__Problem to work on__: Read the material below and tally how many lines hold the word "itsuki", giving the number and nothing else.

## Start Input for this task

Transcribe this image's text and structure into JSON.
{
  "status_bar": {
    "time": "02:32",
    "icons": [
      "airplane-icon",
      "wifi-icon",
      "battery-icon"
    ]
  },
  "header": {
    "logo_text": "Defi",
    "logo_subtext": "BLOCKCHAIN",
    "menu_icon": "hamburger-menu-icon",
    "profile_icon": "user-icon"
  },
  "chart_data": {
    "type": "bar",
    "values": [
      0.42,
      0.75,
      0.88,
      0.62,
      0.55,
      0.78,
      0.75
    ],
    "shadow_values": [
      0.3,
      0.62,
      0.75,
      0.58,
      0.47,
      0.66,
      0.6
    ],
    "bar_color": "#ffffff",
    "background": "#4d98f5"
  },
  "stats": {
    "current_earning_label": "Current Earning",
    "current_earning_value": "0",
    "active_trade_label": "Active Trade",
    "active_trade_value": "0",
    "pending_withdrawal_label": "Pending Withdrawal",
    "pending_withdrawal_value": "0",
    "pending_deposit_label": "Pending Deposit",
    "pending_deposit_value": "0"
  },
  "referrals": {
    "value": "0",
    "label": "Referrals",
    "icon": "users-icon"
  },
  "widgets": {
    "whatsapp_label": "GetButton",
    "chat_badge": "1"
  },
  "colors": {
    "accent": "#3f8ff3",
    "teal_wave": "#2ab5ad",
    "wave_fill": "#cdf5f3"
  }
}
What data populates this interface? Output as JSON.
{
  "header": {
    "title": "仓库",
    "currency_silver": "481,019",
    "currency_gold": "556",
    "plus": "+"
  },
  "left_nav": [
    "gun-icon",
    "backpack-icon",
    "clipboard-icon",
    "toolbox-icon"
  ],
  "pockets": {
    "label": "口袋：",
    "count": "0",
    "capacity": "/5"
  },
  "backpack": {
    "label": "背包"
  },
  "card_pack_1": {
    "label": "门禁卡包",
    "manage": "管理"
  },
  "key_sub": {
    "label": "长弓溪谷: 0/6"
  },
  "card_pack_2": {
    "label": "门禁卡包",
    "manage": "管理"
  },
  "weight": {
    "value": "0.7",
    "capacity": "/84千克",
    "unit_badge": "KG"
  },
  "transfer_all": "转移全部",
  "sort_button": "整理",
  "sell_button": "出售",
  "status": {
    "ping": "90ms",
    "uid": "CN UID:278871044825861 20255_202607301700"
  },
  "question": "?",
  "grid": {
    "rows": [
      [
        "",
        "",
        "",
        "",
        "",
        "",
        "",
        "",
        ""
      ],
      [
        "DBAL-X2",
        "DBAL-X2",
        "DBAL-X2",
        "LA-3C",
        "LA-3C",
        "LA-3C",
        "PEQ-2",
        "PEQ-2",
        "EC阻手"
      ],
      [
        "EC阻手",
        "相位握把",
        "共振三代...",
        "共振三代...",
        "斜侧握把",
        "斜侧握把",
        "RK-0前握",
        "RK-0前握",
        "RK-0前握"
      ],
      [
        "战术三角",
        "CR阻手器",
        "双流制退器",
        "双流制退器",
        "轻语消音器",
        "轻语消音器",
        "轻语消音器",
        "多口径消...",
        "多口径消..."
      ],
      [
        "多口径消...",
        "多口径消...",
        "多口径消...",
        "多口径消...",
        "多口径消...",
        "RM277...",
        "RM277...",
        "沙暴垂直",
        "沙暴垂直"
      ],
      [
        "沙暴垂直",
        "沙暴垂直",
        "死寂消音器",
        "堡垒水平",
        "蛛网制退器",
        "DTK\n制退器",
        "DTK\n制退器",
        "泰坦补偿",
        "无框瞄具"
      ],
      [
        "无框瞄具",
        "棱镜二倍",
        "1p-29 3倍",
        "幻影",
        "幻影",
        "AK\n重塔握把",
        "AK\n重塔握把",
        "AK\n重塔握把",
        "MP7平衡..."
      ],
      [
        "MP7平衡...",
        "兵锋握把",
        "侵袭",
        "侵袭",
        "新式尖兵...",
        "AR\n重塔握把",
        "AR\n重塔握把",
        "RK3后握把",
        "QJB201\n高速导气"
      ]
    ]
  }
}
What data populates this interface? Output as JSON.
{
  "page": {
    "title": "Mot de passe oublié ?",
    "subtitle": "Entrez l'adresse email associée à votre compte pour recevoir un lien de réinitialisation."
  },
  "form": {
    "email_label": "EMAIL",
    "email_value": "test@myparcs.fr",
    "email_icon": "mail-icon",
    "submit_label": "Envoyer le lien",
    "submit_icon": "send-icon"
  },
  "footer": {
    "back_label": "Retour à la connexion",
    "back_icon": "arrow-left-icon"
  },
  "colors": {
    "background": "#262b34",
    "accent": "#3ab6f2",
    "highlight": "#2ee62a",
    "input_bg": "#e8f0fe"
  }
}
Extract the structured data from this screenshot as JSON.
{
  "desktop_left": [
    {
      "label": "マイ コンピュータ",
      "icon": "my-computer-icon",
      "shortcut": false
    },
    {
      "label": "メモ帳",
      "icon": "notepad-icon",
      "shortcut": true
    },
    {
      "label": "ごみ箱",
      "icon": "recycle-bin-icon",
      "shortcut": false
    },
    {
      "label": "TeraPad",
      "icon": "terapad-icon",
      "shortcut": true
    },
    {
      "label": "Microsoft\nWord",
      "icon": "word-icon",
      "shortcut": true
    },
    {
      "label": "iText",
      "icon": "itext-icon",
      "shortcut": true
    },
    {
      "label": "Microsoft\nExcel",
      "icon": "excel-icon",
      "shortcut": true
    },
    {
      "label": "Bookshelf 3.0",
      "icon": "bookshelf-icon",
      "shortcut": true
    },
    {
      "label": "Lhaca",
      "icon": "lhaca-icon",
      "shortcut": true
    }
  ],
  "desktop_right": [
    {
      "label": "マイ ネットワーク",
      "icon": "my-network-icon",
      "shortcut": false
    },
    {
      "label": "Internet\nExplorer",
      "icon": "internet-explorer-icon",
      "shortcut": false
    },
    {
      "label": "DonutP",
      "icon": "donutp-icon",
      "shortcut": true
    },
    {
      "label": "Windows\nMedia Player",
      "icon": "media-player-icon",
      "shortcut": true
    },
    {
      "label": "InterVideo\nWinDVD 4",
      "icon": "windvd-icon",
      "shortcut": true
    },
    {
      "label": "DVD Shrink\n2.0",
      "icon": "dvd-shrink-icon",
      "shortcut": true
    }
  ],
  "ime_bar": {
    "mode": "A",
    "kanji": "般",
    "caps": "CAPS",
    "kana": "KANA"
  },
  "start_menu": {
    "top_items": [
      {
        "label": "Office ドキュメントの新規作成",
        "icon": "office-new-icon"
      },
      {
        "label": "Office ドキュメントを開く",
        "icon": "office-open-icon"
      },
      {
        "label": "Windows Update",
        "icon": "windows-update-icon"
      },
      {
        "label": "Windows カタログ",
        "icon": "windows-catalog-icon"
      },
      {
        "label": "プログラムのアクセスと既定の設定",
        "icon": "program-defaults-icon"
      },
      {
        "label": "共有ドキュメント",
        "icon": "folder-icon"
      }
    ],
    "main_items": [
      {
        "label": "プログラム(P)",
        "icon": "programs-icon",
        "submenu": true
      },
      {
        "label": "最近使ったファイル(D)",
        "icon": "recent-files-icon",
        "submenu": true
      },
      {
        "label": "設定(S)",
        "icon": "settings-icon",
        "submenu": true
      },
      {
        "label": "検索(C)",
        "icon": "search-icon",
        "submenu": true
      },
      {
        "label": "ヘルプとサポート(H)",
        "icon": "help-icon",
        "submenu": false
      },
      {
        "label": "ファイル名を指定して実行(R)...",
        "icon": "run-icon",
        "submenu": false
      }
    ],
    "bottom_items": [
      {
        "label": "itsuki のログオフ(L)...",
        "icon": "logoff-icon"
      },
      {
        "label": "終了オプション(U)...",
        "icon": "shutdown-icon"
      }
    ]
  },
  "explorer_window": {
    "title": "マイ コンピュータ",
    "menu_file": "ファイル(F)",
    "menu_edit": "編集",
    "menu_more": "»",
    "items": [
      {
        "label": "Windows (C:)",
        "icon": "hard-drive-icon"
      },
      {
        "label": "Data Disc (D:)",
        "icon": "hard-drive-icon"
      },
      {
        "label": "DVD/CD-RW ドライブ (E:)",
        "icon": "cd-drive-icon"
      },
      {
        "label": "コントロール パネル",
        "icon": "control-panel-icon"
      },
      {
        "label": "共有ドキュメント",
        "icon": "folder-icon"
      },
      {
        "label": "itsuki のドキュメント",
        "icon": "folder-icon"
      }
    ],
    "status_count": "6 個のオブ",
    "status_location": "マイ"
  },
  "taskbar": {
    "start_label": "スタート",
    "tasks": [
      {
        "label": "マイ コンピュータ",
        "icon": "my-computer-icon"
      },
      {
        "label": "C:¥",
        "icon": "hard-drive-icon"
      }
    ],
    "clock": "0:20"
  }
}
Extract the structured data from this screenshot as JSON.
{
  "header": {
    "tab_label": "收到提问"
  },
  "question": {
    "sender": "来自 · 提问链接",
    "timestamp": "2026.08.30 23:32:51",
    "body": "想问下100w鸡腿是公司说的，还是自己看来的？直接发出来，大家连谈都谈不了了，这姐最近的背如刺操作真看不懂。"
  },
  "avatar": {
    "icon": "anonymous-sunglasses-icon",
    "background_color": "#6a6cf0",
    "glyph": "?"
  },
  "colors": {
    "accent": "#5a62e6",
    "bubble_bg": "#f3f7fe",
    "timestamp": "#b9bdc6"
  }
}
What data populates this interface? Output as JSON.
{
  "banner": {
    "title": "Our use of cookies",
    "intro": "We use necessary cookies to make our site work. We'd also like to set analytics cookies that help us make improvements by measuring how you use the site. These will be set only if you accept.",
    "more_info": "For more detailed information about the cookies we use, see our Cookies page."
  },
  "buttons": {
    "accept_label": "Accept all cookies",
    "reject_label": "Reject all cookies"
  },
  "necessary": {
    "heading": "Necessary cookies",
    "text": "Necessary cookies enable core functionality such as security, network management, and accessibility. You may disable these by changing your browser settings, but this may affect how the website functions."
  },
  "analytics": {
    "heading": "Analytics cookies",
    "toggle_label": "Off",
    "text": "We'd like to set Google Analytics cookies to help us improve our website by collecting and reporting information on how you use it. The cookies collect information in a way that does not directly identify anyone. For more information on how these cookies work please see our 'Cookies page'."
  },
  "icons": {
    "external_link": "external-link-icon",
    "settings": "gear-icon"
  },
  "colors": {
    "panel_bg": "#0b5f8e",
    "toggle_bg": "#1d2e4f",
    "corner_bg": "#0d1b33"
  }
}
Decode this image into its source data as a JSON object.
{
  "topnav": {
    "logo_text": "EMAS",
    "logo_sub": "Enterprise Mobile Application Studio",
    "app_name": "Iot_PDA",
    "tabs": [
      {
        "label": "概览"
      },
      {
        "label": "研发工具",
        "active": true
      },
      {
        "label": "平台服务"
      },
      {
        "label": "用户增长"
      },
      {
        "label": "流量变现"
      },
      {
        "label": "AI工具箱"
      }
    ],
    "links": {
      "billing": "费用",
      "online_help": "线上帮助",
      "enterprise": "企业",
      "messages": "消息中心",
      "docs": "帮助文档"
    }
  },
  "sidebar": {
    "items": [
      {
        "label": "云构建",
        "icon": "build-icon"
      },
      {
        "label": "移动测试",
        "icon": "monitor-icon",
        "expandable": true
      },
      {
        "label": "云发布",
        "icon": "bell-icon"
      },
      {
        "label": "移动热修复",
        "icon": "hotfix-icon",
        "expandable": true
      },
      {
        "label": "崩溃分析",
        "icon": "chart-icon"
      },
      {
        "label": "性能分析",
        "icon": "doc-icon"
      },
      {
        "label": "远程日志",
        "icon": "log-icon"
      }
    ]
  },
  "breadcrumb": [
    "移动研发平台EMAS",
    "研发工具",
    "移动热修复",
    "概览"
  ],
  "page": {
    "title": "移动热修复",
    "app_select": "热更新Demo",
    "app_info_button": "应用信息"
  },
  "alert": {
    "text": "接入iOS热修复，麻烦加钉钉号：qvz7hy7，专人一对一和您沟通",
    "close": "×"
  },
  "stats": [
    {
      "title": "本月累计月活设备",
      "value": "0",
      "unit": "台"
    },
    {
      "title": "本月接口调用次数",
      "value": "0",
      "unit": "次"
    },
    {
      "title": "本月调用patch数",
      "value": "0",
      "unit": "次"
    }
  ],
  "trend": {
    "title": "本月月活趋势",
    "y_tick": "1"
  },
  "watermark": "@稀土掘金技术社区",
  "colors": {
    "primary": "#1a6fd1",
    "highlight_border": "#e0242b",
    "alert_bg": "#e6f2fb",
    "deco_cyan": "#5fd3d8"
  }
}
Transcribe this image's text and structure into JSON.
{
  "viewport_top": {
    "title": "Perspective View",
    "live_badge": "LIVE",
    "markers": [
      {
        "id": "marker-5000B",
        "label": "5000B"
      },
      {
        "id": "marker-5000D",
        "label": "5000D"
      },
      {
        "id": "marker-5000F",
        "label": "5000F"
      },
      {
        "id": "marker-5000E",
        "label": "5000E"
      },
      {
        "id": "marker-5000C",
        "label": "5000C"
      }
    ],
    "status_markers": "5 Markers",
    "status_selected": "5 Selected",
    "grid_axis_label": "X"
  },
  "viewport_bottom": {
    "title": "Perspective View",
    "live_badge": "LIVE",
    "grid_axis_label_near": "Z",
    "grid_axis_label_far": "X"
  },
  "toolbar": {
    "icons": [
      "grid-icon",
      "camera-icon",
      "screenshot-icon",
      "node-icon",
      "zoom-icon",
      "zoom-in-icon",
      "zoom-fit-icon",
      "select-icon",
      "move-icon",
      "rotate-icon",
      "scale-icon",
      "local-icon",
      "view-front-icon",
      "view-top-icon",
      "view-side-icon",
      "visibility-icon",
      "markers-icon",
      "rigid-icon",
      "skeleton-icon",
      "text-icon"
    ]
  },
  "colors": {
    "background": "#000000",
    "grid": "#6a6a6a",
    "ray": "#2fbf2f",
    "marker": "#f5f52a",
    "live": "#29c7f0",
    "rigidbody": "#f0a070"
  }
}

## End Input for this task

__Exercise answer__: 2